> **Task input**:

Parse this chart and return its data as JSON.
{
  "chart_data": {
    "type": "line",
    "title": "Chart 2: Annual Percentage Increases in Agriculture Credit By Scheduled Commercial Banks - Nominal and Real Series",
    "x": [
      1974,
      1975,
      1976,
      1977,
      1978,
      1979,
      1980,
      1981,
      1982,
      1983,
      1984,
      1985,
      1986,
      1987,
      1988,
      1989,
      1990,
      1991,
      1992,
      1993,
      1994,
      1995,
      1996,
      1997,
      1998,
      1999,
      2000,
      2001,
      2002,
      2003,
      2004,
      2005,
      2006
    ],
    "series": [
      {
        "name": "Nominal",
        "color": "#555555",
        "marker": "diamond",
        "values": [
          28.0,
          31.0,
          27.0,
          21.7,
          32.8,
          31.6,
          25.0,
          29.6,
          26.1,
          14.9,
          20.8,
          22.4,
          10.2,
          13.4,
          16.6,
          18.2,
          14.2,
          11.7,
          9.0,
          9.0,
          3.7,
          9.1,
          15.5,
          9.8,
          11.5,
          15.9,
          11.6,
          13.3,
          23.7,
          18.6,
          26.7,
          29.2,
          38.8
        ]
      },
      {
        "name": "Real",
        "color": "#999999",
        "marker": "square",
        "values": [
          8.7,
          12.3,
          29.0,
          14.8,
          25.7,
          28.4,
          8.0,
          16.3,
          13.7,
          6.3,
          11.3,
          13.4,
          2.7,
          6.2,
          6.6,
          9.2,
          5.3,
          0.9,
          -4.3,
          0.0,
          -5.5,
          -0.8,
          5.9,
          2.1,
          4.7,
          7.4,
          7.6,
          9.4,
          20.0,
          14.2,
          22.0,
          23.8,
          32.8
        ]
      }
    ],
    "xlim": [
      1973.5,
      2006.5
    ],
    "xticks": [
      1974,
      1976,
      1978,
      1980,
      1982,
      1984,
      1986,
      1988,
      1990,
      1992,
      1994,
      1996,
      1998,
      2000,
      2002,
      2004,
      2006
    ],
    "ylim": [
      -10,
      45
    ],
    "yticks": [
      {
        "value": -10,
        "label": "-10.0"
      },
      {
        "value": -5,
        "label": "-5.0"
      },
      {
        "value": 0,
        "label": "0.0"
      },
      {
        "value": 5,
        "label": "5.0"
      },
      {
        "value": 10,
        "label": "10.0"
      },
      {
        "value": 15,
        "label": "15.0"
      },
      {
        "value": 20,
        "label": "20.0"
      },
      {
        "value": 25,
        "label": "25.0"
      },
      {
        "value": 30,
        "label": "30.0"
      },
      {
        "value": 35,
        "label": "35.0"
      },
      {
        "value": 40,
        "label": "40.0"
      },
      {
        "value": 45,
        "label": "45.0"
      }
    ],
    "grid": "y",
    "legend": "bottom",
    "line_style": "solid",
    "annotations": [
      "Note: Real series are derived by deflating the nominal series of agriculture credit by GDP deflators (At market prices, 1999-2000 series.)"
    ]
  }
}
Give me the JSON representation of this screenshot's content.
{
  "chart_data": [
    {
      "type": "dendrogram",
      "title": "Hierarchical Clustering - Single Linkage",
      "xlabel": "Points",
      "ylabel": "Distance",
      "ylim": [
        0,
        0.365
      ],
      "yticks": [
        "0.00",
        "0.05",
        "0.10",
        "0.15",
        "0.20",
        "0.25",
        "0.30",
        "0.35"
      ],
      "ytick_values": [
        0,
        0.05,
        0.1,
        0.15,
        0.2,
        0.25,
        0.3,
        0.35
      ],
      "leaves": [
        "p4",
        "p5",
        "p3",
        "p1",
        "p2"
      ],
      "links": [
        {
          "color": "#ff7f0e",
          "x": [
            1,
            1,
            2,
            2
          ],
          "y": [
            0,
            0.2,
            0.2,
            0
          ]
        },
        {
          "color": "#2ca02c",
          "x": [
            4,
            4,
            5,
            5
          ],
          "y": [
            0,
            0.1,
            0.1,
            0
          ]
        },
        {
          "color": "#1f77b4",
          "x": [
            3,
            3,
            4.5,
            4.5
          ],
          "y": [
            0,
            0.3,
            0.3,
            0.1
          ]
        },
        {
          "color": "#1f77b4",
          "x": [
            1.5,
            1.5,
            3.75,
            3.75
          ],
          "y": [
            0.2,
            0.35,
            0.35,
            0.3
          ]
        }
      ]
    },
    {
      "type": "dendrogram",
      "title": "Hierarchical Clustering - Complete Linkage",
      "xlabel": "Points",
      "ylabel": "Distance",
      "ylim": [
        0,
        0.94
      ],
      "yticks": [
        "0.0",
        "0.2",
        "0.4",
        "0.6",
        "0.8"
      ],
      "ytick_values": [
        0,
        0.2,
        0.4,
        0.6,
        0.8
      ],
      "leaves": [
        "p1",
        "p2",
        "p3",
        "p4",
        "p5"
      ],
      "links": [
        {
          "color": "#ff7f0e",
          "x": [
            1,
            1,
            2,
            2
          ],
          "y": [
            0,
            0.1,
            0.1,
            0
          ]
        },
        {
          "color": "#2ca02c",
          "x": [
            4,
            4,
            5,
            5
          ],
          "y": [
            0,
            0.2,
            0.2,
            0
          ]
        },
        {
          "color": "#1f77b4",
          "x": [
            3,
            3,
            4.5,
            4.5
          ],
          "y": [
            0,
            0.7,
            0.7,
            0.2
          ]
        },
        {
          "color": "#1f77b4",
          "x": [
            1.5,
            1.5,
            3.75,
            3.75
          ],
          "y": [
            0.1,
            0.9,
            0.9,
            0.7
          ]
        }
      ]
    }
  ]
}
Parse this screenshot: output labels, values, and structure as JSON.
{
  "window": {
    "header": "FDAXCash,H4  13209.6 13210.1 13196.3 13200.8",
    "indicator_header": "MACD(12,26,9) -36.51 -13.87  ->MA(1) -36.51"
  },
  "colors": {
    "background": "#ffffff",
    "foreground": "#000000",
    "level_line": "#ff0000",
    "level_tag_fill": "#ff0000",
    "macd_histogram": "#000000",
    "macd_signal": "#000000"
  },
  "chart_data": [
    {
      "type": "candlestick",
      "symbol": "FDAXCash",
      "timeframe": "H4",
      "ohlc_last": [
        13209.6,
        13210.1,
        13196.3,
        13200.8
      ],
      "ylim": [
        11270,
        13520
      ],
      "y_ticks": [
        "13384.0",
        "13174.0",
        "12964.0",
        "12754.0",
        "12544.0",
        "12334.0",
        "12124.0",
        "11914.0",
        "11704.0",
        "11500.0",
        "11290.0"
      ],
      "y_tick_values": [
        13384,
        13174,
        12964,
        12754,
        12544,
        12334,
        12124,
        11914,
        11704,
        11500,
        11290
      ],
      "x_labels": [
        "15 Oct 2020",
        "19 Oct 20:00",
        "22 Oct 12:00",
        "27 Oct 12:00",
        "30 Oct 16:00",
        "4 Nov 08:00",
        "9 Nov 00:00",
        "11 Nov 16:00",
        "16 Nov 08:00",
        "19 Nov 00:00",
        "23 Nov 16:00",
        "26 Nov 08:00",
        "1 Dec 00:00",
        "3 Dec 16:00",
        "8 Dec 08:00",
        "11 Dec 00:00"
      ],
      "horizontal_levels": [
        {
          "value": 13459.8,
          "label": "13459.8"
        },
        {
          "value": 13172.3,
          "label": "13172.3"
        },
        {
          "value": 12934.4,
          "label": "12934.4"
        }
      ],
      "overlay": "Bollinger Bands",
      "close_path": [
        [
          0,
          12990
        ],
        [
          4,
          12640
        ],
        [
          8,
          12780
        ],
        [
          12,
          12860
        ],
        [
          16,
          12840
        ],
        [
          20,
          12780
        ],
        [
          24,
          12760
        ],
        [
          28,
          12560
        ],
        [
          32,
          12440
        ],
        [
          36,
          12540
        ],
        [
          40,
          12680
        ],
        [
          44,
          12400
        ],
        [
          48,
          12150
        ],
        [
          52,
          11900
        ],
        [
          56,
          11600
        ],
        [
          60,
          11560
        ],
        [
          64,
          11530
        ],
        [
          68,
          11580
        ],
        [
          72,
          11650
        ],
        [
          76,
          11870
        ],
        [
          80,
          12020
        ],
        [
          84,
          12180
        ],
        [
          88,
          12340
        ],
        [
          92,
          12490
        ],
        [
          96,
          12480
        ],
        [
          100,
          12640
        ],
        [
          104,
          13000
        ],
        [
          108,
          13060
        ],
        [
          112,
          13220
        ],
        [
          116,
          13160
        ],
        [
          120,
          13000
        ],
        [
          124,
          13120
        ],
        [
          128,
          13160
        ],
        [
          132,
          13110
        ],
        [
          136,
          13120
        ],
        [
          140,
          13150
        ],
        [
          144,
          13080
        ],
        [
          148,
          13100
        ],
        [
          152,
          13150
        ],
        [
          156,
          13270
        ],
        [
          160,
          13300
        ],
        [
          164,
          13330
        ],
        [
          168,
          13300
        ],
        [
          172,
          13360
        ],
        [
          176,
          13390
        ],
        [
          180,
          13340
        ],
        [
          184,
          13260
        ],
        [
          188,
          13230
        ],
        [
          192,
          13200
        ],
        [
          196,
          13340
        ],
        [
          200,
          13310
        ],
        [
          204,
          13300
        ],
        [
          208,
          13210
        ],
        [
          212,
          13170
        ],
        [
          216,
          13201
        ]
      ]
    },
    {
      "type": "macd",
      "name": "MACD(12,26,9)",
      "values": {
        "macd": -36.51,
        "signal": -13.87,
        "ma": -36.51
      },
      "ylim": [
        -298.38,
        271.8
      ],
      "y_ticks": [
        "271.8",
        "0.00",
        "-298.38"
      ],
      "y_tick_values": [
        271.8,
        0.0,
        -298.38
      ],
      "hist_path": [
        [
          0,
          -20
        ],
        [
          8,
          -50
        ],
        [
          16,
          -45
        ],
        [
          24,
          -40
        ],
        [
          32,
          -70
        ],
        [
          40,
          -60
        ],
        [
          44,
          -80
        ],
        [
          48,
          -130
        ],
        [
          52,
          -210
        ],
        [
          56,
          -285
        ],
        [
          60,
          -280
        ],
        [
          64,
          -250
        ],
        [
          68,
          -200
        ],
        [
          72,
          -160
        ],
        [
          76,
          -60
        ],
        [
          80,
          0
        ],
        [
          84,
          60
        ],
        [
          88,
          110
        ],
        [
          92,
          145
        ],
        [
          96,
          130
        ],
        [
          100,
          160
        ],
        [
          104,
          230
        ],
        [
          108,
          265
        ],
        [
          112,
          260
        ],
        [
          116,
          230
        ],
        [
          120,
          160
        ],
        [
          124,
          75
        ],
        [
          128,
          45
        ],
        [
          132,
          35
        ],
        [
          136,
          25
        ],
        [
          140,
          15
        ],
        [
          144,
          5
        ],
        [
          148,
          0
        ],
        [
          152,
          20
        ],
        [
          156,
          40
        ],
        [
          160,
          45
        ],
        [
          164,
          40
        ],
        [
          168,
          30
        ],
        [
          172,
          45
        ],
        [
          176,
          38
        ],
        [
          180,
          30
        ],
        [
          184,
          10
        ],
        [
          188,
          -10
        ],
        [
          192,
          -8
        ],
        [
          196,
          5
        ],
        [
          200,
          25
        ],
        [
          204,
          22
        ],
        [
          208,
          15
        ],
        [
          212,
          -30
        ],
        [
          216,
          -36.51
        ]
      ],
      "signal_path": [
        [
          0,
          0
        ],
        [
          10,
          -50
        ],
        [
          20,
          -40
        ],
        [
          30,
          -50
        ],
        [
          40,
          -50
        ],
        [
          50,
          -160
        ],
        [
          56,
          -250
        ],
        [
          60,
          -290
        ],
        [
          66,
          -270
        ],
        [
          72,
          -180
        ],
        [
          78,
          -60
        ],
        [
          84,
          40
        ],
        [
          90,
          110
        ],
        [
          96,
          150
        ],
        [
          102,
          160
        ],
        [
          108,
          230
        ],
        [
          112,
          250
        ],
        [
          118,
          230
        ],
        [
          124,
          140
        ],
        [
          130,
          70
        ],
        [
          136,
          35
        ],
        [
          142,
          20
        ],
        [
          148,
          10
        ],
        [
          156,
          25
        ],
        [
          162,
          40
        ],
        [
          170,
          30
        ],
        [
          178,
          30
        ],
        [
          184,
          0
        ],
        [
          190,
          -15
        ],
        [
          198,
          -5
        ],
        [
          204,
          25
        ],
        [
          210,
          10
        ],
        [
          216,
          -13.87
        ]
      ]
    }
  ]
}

> **Your task**: Pick out each line containing the string "Hierarchical" and copy it.

> **Written response**:
      "title": "Hierarchical Clustering - Single Linkage",
      "title": "Hierarchical Clustering - Complete Linkage",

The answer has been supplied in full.